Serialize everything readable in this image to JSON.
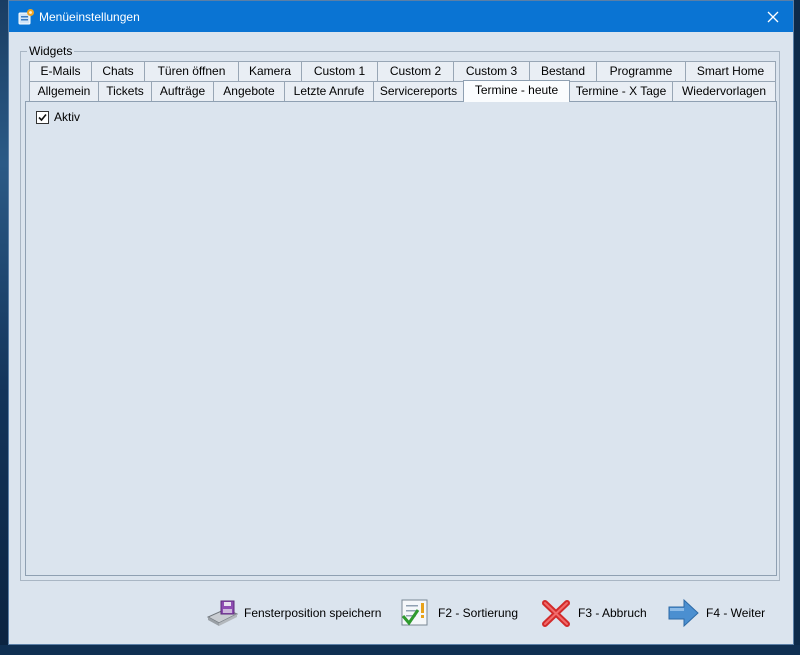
{
  "window": {
    "title": "Menüeinstellungen",
    "titlebar_color": "#0a74d3"
  },
  "groupbox": {
    "label": "Widgets"
  },
  "tabs_row1": [
    {
      "label": "E-Mails"
    },
    {
      "label": "Chats"
    },
    {
      "label": "Türen öffnen"
    },
    {
      "label": "Kamera"
    },
    {
      "label": "Custom 1"
    },
    {
      "label": "Custom 2"
    },
    {
      "label": "Custom 3"
    },
    {
      "label": "Bestand"
    },
    {
      "label": "Programme"
    },
    {
      "label": "Smart Home"
    }
  ],
  "tabs_row2": [
    {
      "label": "Allgemein"
    },
    {
      "label": "Tickets"
    },
    {
      "label": "Aufträge"
    },
    {
      "label": "Angebote"
    },
    {
      "label": "Letzte Anrufe"
    },
    {
      "label": "Servicereports"
    },
    {
      "label": "Termine - heute",
      "active": true
    },
    {
      "label": "Termine - X Tage"
    },
    {
      "label": "Wiedervorlagen"
    }
  ],
  "panel": {
    "checkbox_label": "Aktiv",
    "checkbox_checked": true
  },
  "footer": {
    "save_position": {
      "label": "Fensterposition speichern",
      "icon": "floppy-disk-icon"
    },
    "sort": {
      "label": "F2 - Sortierung",
      "icon": "checklist-icon"
    },
    "cancel": {
      "label": "F3 - Abbruch",
      "icon": "red-x-icon"
    },
    "next": {
      "label": "F4 - Weiter",
      "icon": "arrow-right-icon"
    }
  }
}
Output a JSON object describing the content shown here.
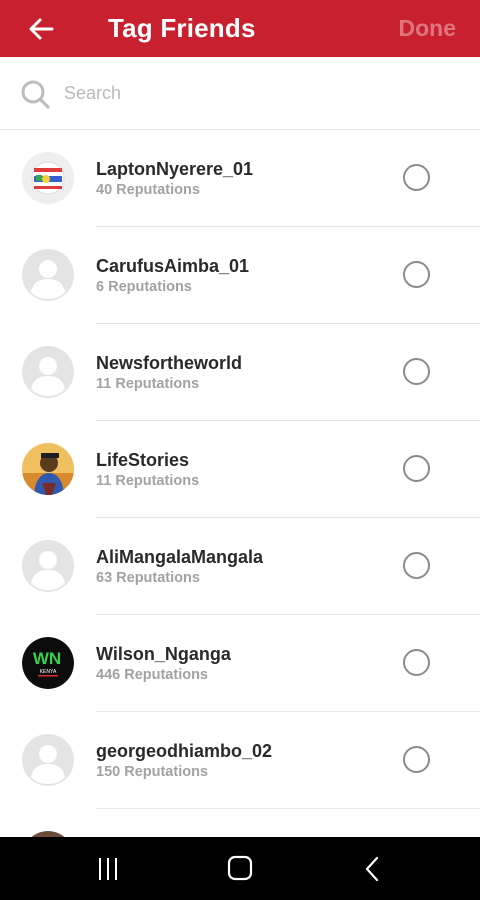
{
  "header": {
    "title": "Tag Friends",
    "done_label": "Done",
    "back_icon": "arrow-left-icon"
  },
  "search": {
    "placeholder": "Search",
    "icon": "search-icon"
  },
  "friends": [
    {
      "name": "LaptonNyerere_01",
      "reputations": "40 Reputations",
      "avatar": "flag-logo"
    },
    {
      "name": "CarufusAimba_01",
      "reputations": "6 Reputations",
      "avatar": "default"
    },
    {
      "name": "Newsfortheworld",
      "reputations": "11 Reputations",
      "avatar": "default"
    },
    {
      "name": "LifeStories",
      "reputations": "11 Reputations",
      "avatar": "photo"
    },
    {
      "name": "AliMangalaMangala",
      "reputations": "63 Reputations",
      "avatar": "default"
    },
    {
      "name": "Wilson_Nganga",
      "reputations": "446 Reputations",
      "avatar": "wn-logo"
    },
    {
      "name": "georgeodhiambo_02",
      "reputations": "150 Reputations",
      "avatar": "default"
    }
  ],
  "logo_texts": {
    "wn": "WN",
    "wn_sub": "KENYA"
  },
  "navbar": {
    "recents": "recents-icon",
    "home": "home-icon",
    "back": "back-icon"
  },
  "colors": {
    "header_bg": "#c8202f",
    "done_disabled": "#e0747d",
    "placeholder": "#b9b9b9",
    "name": "#2a2a2a",
    "reputations": "#a2a2a2"
  }
}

*-*-*

The records above are to be restated exactly, without their pictures.

■ Answer in full
Serialize everything readable in this image to JSON.
{
  "window": {
    "title": "Menüeinstellungen",
    "titlebar_color": "#0a74d3"
  },
  "groupbox": {
    "label": "Widgets"
  },
  "tabs_row1": [
    {
      "label": "E-Mails"
    },
    {
      "label": "Chats"
    },
    {
      "label": "Türen öffnen"
    },
    {
      "label": "Kamera"
    },
    {
      "label": "Custom 1"
    },
    {
      "label": "Custom 2"
    },
    {
      "label": "Custom 3"
    },
    {
      "label": "Bestand"
    },
    {
      "label": "Programme"
    },
    {
      "label": "Smart Home"
    }
  ],
  "tabs_row2": [
    {
      "label": "Allgemein"
    },
    {
      "label": "Tickets"
    },
    {
      "label": "Aufträge"
    },
    {
      "label": "Angebote"
    },
    {
      "label": "Letzte Anrufe"
    },
    {
      "label": "Servicereports"
    },
    {
      "label": "Termine - heute",
      "active": true
    },
    {
      "label": "Termine - X Tage"
    },
    {
      "label": "Wiedervorlagen"
    }
  ],
  "panel": {
    "checkbox_label": "Aktiv",
    "checkbox_checked": true
  },
  "footer": {
    "save_position": {
      "label": "Fensterposition speichern",
      "icon": "floppy-disk-icon"
    },
    "sort": {
      "label": "F2 - Sortierung",
      "icon": "checklist-icon"
    },
    "cancel": {
      "label": "F3 - Abbruch",
      "icon": "red-x-icon"
    },
    "next": {
      "label": "F4 - Weiter",
      "icon": "arrow-right-icon"
    }
  }
}
Output a JSON object describing the content shown here.
{
  "header": {
    "title": "Tag Friends",
    "done_label": "Done",
    "back_icon": "arrow-left-icon"
  },
  "search": {
    "placeholder": "Search",
    "icon": "search-icon"
  },
  "friends": [
    {
      "name": "LaptonNyerere_01",
      "reputations": "40 Reputations",
      "avatar": "flag-logo"
    },
    {
      "name": "CarufusAimba_01",
      "reputations": "6 Reputations",
      "avatar": "default"
    },
    {
      "name": "Newsfortheworld",
      "reputations": "11 Reputations",
      "avatar": "default"
    },
    {
      "name": "LifeStories",
      "reputations": "11 Reputations",
      "avatar": "photo"
    },
    {
      "name": "AliMangalaMangala",
      "reputations": "63 Reputations",
      "avatar": "default"
    },
    {
      "name": "Wilson_Nganga",
      "reputations": "446 Reputations",
      "avatar": "wn-logo"
    },
    {
      "name": "georgeodhiambo_02",
      "reputations": "150 Reputations",
      "avatar": "default"
    }
  ],
  "logo_texts": {
    "wn": "WN",
    "wn_sub": "KENYA"
  },
  "navbar": {
    "recents": "recents-icon",
    "home": "home-icon",
    "back": "back-icon"
  },
  "colors": {
    "header_bg": "#c8202f",
    "done_disabled": "#e0747d",
    "placeholder": "#b9b9b9",
    "name": "#2a2a2a",
    "reputations": "#a2a2a2"
  }
}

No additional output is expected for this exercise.